Extracted data entries
— Start —

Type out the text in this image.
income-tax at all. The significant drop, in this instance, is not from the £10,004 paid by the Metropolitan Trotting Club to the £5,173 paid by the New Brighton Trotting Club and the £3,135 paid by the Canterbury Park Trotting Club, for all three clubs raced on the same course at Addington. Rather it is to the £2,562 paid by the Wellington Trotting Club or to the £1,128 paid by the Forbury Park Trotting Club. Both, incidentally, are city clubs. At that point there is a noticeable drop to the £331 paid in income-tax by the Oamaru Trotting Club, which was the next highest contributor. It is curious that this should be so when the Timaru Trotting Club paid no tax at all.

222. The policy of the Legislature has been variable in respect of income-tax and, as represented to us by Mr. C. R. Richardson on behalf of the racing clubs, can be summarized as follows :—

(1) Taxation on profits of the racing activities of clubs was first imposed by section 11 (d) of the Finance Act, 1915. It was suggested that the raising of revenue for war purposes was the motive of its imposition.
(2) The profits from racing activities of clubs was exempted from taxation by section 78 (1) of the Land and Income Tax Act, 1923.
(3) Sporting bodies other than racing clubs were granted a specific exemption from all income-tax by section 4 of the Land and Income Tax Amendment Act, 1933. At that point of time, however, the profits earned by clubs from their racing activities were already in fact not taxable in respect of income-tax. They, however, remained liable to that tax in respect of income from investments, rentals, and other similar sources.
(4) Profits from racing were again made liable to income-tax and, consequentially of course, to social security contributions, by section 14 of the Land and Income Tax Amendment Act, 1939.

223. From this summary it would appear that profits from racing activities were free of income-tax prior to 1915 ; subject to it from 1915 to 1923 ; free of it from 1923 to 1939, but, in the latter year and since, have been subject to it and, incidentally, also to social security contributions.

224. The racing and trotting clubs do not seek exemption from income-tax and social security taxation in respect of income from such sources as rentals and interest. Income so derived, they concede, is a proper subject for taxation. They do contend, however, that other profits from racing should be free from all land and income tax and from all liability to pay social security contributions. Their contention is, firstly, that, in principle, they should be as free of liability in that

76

— End —

Given problem: Your task is to quote all of the data word for word.

Response for this exercise:
Type out the text in this image.
income-tax at all. The significant drop, in this instance, is not from the £10,004 paid by the Metropolitan Trotting Club to the £5,173 paid by the New Brighton Trotting Club and the £3,135 paid by the Canterbury Park Trotting Club, for all three clubs raced on the same course at Addington. Rather it is to the £2,562 paid by the Wellington Trotting Club or to the £1,128 paid by the Forbury Park Trotting Club. Both, incidentally, are city clubs. At that point there is a noticeable drop to the £331 paid in income-tax by the Oamaru Trotting Club, which was the next highest contributor. It is curious that this should be so when the Timaru Trotting Club paid no tax at all.

222. The policy of the Legislature has been variable in respect of income-tax and, as represented to us by Mr. C. R. Richardson on behalf of the racing clubs, can be summarized as follows :—

(1) Taxation on profits of the racing activities of clubs was first imposed by section 11 (d) of the Finance Act, 1915. It was suggested that the raising of revenue for war purposes was the motive of its imposition.
(2) The profits from racing activities of clubs was exempted from taxation by section 78 (1) of the Land and Income Tax Act, 1923.
(3) Sporting bodies other than racing clubs were granted a specific exemption from all income-tax by section 4 of the Land and Income Tax Amendment Act, 1933. At that point of time, however, the profits earned by clubs from their racing activities were already in fact not taxable in respect of income-tax. They, however, remained liable to that tax in respect of income from investments, rentals, and other similar sources.
(4) Profits from racing were again made liable to income-tax and, consequentially of course, to social security contributions, by section 14 of the Land and Income Tax Amendment Act, 1939.

223. From this summary it would appear that profits from racing activities were free of income-tax prior to 1915 ; subject to it from 1915 to 1923 ; free of it from 1923 to 1939, but, in the latter year and since, have been subject to it and, incidentally, also to social security contributions.

224. The racing and trotting clubs do not seek exemption from income-tax and social security taxation in respect of income from such sources as rentals and interest. Income so derived, they concede, is a proper subject for taxation. They do contend, however, that other profits from racing should be free from all land and income tax and from all liability to pay social security contributions. Their contention is, firstly, that, in principle, they should be as free of liability in that

76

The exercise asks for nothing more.